(REQUIRED WORK): Return every entry exactly as written.

(DATA FOR THIS TASK):
_ _ _ _ _

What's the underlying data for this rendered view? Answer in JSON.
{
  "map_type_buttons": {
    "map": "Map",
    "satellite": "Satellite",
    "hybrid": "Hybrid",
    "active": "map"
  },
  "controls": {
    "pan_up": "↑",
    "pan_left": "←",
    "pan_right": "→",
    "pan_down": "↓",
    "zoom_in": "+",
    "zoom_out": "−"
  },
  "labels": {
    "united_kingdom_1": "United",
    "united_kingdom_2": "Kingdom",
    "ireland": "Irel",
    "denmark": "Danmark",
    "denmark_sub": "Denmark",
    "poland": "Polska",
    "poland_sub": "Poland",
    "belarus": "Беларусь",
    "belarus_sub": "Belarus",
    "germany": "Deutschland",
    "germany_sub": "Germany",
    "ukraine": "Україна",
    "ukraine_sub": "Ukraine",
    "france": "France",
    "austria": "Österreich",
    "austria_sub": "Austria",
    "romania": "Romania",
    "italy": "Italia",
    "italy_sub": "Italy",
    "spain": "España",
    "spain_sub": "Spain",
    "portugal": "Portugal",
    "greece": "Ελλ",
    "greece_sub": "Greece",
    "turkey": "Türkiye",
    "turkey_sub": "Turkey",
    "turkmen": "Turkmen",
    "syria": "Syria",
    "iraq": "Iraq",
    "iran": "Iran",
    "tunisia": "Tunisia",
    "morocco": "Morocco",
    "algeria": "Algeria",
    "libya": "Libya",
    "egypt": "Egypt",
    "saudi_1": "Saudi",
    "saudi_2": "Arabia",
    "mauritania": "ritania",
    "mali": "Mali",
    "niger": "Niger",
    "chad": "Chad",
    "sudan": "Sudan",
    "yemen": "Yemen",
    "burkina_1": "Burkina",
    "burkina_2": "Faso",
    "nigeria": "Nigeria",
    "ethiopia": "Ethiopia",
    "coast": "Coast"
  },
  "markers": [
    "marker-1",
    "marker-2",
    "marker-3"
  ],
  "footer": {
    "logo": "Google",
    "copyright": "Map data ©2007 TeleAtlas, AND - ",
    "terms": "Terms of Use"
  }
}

_ _ _ _ _

(SOLVED EXERCISE):
What's the underlying data for this rendered view? Answer in JSON.
{
  "map_type_buttons": {
    "map": "Map",
    "satellite": "Satellite",
    "hybrid": "Hybrid",
    "active": "map"
  },
  "controls": {
    "pan_up": "↑",
    "pan_left": "←",
    "pan_right": "→",
    "pan_down": "↓",
    "zoom_in": "+",
    "zoom_out": "−"
  },
  "labels": {
    "united_kingdom_1": "United",
    "united_kingdom_2": "Kingdom",
    "ireland": "Irel",
    "denmark": "Danmark",
    "denmark_sub": "Denmark",
    "poland": "Polska",
    "poland_sub": "Poland",
    "belarus": "Беларусь",
    "belarus_sub": "Belarus",
    "germany": "Deutschland",
    "germany_sub": "Germany",
    "ukraine": "Україна",
    "ukraine_sub": "Ukraine",
    "france": "France",
    "austria": "Österreich",
    "austria_sub": "Austria",
    "romania": "Romania",
    "italy": "Italia",
    "italy_sub": "Italy",
    "spain": "España",
    "spain_sub": "Spain",
    "portugal": "Portugal",
    "greece": "Ελλ",
    "greece_sub": "Greece",
    "turkey": "Türkiye",
    "turkey_sub": "Turkey",
    "turkmen": "Turkmen",
    "syria": "Syria",
    "iraq": "Iraq",
    "iran": "Iran",
    "tunisia": "Tunisia",
    "morocco": "Morocco",
    "algeria": "Algeria",
    "libya": "Libya",
    "egypt": "Egypt",
    "saudi_1": "Saudi",
    "saudi_2": "Arabia",
    "mauritania": "ritania",
    "mali": "Mali",
    "niger": "Niger",
    "chad": "Chad",
    "sudan": "Sudan",
    "yemen": "Yemen",
    "burkina_1": "Burkina",
    "burkina_2": "Faso",
    "nigeria": "Nigeria",
    "ethiopia": "Ethiopia",
    "coast": "Coast"
  },
  "markers": [
    "marker-1",
    "marker-2",
    "marker-3"
  ],
  "footer": {
    "logo": "Google",
    "copyright": "Map data ©2007 TeleAtlas, AND - ",
    "terms": "Terms of Use"
  }
}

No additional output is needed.